Task details: Check every line of the material below for the string "color", and return the ones that have it.
+ + + + + + +
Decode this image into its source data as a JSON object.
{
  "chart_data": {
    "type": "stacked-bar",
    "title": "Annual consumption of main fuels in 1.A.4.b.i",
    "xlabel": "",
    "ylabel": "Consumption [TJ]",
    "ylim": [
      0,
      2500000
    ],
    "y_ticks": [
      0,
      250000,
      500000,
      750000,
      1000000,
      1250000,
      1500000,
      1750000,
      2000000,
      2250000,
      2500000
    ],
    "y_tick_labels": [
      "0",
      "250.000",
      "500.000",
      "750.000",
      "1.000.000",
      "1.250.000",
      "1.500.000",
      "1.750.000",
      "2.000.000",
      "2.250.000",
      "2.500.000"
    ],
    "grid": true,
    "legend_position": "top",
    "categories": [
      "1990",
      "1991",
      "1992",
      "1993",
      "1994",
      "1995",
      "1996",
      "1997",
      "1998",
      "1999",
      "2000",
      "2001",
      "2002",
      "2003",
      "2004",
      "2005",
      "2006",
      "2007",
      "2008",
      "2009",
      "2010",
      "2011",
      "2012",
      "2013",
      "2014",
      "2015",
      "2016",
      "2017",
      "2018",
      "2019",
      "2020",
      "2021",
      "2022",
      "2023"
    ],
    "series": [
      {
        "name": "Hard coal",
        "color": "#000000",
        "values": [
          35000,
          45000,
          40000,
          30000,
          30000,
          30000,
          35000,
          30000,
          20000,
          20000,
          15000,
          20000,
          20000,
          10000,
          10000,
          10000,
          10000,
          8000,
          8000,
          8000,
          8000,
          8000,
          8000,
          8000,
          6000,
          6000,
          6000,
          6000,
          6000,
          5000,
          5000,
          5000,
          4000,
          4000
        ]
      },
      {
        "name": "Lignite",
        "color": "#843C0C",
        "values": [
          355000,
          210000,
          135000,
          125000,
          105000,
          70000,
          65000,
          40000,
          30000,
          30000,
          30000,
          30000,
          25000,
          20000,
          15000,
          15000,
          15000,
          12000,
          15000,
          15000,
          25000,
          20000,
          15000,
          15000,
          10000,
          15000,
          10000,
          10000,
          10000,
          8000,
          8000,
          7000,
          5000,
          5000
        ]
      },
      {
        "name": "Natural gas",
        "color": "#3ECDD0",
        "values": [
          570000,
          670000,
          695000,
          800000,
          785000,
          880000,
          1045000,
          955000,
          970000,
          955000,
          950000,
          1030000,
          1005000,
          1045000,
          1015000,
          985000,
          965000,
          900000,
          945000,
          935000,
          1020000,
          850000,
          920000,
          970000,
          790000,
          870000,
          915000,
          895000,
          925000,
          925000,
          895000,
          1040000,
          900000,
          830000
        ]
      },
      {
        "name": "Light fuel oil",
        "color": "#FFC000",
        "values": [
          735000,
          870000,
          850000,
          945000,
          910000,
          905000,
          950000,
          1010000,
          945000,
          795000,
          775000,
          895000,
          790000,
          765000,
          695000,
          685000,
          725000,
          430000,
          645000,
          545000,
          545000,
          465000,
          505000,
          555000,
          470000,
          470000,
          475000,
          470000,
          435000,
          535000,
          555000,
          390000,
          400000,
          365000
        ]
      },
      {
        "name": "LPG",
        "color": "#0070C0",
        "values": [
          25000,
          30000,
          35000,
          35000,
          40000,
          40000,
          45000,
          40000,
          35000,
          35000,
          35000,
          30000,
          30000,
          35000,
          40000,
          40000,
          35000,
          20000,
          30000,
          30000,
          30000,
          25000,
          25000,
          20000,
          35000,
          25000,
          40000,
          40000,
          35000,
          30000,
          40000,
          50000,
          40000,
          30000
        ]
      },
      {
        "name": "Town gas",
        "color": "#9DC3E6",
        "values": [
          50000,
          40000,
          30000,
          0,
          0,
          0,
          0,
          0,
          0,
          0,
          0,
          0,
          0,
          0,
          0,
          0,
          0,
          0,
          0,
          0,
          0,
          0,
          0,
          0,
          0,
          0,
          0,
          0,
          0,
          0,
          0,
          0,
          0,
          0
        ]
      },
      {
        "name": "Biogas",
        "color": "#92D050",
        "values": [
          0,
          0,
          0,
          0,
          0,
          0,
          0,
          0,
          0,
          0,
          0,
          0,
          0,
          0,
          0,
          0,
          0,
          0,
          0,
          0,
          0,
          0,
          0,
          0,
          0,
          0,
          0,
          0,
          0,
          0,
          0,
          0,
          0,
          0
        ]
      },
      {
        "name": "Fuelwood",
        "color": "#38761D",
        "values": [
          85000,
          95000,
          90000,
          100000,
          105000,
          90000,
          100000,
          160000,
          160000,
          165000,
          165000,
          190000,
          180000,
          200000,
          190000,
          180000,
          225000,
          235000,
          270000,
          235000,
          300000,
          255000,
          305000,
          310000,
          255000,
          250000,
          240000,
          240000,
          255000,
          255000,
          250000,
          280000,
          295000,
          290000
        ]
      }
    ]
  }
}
+ + + + + + +
Answer to the task:
        "color": "#000000",
        "color": "#843C0C",
        "color": "#3ECDD0",
        "color": "#FFC000",
        "color": "#0070C0",
        "color": "#9DC3E6",
        "color": "#92D050",
        "color": "#38761D",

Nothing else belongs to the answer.